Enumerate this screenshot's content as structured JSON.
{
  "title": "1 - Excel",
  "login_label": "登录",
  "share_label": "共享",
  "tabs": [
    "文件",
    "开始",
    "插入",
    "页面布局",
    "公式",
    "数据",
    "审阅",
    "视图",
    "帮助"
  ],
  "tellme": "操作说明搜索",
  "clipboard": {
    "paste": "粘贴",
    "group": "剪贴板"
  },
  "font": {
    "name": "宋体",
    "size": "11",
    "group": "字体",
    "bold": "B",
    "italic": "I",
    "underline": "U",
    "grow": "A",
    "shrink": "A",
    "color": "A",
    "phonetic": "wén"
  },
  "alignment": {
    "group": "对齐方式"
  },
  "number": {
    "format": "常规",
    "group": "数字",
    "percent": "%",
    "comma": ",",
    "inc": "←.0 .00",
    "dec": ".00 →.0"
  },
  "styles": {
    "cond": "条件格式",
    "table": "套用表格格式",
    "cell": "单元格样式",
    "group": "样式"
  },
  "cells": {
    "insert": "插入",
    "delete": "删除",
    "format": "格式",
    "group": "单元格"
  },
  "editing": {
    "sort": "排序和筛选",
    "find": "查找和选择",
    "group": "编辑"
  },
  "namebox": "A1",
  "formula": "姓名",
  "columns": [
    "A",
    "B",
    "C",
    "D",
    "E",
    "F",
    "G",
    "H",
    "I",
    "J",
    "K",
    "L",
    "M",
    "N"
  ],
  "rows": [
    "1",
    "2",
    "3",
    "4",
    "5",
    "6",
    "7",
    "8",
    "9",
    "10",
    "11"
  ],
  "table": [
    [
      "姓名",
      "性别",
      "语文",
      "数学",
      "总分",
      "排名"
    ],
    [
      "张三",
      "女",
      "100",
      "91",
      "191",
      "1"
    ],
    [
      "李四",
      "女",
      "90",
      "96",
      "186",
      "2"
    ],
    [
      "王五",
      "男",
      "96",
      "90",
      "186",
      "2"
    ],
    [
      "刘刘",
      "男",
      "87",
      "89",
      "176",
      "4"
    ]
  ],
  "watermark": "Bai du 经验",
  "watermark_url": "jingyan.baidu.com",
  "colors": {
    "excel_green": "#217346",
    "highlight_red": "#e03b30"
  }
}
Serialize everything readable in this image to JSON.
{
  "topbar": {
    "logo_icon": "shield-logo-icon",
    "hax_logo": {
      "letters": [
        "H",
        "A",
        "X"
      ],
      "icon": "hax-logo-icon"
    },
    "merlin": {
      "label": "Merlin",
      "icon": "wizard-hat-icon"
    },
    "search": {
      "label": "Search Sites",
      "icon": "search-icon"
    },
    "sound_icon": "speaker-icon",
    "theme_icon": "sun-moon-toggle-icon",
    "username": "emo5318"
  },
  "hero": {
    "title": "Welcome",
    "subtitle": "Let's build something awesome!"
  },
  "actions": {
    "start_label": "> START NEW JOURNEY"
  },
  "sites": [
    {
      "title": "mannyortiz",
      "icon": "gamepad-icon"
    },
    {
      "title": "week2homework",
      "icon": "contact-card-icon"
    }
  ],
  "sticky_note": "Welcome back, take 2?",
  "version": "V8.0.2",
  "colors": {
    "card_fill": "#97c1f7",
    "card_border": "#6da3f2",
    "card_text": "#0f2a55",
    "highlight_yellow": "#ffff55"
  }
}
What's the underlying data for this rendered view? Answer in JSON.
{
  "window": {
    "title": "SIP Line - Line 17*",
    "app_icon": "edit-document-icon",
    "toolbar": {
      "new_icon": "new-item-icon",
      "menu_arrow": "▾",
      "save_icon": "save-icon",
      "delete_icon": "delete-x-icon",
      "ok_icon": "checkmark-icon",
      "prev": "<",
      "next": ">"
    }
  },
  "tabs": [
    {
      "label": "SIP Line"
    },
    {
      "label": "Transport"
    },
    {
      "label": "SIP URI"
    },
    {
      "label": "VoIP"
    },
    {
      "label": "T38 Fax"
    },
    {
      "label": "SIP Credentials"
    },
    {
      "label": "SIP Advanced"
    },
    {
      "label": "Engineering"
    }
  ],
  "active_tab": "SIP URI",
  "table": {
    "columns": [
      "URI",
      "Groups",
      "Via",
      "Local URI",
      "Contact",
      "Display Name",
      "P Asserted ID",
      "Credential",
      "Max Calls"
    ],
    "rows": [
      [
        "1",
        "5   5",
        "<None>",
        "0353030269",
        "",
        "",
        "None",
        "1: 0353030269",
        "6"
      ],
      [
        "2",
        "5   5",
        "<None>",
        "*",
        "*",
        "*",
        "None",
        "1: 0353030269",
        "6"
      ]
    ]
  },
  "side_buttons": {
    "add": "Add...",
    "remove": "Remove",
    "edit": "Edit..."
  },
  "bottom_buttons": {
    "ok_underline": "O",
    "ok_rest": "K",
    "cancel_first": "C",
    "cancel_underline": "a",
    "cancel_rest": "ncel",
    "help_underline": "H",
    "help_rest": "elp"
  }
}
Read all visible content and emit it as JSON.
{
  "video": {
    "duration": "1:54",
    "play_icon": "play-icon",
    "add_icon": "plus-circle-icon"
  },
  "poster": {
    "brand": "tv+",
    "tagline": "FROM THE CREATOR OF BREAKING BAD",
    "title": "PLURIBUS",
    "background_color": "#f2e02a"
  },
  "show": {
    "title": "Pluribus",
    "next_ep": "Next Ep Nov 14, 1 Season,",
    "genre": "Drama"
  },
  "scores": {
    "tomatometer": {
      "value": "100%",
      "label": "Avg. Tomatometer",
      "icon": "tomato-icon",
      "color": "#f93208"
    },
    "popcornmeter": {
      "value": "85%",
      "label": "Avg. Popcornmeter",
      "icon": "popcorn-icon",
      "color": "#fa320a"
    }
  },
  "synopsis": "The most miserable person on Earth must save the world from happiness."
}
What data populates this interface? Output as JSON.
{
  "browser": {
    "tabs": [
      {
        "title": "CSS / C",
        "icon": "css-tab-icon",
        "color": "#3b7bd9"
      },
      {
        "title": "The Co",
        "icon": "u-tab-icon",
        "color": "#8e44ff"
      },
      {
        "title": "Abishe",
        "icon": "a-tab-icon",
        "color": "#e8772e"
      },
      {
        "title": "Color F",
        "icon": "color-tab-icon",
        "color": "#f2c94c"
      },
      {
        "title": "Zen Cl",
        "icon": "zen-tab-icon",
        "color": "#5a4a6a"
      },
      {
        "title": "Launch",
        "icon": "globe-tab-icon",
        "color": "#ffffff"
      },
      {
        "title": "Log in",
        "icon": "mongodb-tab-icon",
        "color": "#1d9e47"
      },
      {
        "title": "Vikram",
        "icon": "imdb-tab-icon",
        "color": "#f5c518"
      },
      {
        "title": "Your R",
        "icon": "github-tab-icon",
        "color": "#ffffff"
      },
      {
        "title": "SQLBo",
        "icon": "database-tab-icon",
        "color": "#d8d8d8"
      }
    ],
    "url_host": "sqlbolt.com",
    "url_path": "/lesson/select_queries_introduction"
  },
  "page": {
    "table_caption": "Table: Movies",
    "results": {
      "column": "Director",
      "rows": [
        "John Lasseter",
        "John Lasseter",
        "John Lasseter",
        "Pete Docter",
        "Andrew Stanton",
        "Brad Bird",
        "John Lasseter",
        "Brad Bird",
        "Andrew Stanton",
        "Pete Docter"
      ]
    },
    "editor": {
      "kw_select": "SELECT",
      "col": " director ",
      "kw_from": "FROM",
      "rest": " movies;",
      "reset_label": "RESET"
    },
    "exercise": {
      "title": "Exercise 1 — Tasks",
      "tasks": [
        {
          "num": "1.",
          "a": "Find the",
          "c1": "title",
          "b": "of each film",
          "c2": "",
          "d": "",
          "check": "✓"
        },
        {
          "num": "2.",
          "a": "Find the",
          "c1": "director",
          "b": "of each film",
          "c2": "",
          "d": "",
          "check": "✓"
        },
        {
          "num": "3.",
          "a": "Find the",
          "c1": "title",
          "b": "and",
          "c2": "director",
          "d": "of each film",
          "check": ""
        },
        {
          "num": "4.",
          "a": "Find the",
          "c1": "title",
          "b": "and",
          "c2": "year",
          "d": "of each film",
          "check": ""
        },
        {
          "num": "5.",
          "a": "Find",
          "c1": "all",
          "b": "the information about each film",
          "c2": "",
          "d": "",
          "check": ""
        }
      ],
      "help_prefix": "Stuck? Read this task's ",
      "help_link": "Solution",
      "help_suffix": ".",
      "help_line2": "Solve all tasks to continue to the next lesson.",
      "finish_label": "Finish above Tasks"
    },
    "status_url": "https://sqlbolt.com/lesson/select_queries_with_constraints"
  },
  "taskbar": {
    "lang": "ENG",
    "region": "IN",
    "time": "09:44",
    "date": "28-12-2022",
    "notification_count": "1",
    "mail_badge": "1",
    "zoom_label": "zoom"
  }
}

━━━

WHAT IS ASKED>
Copy out every line with the word "content".

EXERCISE ANSWER>
Enumerate this screenshot's content as structured JSON.
Read all visible content and emit it as JSON.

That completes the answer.